### Stated problem 1
Duplicate the records starting with the line that contains "100, 504, 105]" and going on through the line that contains "243, 137, 252]", with both of those lines included.

### Document segment

################

Nice day!! Thanks for the report.


----------



## JoeZ (Sep 30, 2007)

That's a pretty epic trip. Hope you can repeat it next year and hold on for big fish.


----------



## fishn4fun (May 11, 2008)

That is awesome!!!! I hope to get a blackfin from the yak some day


----------



## FishJunky (Apr 20, 2012)

Awesome video!!! Great job you guys! I bet that BFT and the Mahi was some damn good eating!!! I need to quit catching so many damn sharks and catch me a TUNA!


----------



## JD7.62 (Feb 13, 2008)

Nice job guys, if there was a prize for best dinner after the tournament, yall would have won by a long shot.

That tuna shaking you and almost knocking your rod out was too funny.


----------



## Fishermon (Oct 19, 2007)

BFT...nice! ....freaking awesome!!! :thumbsup:...btw congrats to all who participated I'm pretty sure you all did great. Pics, pics more pics....lol

Thanks for sharing.


----------



## MillerTime (Jul 6, 2011)

Congrats!


----------



## dthomas142 (Jul 18, 2011)

Great job guys! Fine BFT there man, jealous to say the least! Congrats!


----------



## Foulhook (Apr 26, 2010)

That was an epic trip. Congrats on the tuna.


----------



## b16acrx1988 (Jul 8, 2012)

Dang, nice fish and nice video, looks like an awesome trip.


----------



## scaly neck (Jul 19, 2009)

Wow! what a great day. Thanks for the great vid....:thumbup: Congrats on the GoPro....


----------



## Ginzu (Nov 16, 2011)

scaly neck said:


> Wow! what a great day. Thanks for the great vid....:thumbup: Congrats on the GoPro....


Thanks. I was really expecting someone to roll in with a monster and beat me.


----------



## Caddy Yakker (May 21, 2011)

What did the BFT eat?


----------



## below me (Jan 13, 2012)

awesome!


----------



## coolbluestreak (Jun 27, 2011)

MillerTime said:


> Congrats!


Man Brandon, when I first saw the name of the post I thought it was about you.


----------



## punkfishking (May 11, 2010)

Awesome day man, thats one that will be hard to beat. I need some time off of work. Good job.


----------



## Ginzu (Nov 16, 2011)

Caddy Yakker said:


> What did the BFT eat?


Cigsicle on a duster rig.


----------



## MVann126 (Feb 17, 2012)

Totally awesome!


----------

################

### Stated problem 2
In the forum thread, list every username whose header shows a date in 2012.

### Raw data
################

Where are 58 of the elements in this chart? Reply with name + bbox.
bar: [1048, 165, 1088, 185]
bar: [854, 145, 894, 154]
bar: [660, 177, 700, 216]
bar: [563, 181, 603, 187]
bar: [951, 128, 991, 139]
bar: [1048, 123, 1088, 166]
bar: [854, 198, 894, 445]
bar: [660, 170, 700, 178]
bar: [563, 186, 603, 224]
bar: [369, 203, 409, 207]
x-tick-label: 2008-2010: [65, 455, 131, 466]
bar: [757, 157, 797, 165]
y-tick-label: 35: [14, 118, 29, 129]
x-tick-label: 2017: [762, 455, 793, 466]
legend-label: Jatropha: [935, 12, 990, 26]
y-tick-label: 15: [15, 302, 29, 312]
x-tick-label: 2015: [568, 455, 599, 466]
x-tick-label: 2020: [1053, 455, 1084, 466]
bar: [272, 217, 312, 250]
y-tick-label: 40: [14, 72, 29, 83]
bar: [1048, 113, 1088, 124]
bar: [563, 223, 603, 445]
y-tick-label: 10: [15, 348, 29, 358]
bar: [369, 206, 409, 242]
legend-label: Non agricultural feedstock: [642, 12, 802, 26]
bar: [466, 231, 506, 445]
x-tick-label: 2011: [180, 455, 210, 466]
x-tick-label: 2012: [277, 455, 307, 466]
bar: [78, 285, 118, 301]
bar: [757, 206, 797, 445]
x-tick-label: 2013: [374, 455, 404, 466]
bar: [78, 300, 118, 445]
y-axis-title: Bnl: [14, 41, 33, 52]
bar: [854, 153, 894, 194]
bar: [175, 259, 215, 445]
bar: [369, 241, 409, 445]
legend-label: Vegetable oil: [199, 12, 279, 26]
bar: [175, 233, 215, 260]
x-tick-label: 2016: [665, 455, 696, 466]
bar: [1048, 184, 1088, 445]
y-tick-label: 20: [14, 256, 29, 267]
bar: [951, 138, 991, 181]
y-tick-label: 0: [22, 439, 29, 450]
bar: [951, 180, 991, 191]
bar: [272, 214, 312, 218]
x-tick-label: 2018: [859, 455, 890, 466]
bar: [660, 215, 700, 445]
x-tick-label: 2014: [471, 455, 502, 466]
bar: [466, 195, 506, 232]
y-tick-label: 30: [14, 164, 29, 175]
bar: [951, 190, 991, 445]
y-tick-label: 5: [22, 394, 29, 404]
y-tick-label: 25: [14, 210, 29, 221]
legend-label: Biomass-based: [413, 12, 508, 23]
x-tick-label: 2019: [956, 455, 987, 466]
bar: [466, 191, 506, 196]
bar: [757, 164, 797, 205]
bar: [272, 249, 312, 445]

################

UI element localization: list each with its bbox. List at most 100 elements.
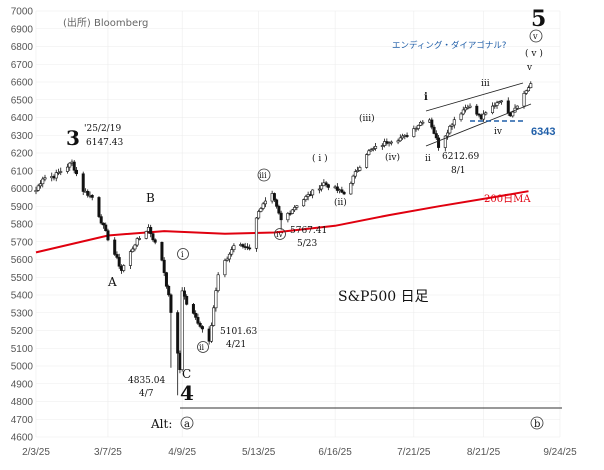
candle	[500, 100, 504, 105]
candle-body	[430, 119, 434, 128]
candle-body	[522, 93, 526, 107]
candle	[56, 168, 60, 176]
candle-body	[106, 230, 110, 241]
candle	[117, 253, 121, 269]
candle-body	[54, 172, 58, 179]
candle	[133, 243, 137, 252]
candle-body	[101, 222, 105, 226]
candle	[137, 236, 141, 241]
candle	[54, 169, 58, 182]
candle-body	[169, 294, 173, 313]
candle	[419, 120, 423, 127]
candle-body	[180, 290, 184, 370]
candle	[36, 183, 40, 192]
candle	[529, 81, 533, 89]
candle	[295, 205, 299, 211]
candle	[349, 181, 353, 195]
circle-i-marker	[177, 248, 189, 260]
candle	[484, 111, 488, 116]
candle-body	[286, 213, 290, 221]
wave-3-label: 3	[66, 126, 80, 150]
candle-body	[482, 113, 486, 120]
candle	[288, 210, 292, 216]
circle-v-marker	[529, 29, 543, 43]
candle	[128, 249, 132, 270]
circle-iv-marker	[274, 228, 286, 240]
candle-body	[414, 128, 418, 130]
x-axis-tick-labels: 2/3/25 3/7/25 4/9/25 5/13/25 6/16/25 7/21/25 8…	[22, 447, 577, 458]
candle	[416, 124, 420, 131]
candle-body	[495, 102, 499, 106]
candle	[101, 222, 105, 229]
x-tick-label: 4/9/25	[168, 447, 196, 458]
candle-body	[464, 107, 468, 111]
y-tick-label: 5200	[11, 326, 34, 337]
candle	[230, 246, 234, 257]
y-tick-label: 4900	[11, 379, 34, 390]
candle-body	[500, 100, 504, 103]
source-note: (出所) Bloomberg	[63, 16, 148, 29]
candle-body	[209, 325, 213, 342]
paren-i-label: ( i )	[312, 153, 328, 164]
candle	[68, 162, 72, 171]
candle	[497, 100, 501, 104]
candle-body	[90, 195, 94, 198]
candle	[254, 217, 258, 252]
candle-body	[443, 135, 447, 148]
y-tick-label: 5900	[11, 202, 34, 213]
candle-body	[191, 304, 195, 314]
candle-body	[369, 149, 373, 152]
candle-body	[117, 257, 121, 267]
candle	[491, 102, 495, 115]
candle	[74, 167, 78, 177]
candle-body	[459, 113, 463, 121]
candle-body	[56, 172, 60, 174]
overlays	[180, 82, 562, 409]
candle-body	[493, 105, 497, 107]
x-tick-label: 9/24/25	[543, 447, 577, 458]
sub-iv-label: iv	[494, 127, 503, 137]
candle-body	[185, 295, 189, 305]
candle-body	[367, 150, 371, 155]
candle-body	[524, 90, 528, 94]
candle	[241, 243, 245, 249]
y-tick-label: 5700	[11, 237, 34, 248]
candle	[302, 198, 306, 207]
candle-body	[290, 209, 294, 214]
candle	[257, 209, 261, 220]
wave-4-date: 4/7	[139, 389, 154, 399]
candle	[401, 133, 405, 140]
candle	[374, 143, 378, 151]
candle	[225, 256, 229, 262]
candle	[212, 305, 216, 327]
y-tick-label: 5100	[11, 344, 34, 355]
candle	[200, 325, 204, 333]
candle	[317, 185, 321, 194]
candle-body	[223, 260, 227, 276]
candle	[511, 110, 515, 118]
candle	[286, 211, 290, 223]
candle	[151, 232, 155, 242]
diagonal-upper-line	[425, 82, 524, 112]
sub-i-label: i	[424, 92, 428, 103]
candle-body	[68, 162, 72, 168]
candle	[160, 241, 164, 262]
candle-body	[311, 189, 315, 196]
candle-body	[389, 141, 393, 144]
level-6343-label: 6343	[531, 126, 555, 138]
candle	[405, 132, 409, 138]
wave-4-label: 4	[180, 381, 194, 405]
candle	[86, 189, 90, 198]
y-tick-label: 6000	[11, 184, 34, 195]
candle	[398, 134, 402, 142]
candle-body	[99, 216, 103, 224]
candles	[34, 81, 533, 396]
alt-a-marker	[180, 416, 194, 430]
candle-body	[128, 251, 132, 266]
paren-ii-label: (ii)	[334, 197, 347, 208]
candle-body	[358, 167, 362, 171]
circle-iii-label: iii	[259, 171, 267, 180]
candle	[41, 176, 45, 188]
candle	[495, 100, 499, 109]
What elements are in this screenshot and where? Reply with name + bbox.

################

### Exercise solution 1
candle	[500, 100, 504, 105]
candle-body	[430, 119, 434, 128]
candle-body	[522, 93, 526, 107]
candle	[56, 168, 60, 176]
candle-body	[106, 230, 110, 241]
candle	[117, 253, 121, 269]
candle-body	[54, 172, 58, 179]
candle	[133, 243, 137, 252]

### Exercise solution 2
FishJunky (Apr 20, 2012)
b16acrx1988 (Jul 8, 2012)
below me (Jan 13, 2012)
MVann126 (Feb 17, 2012)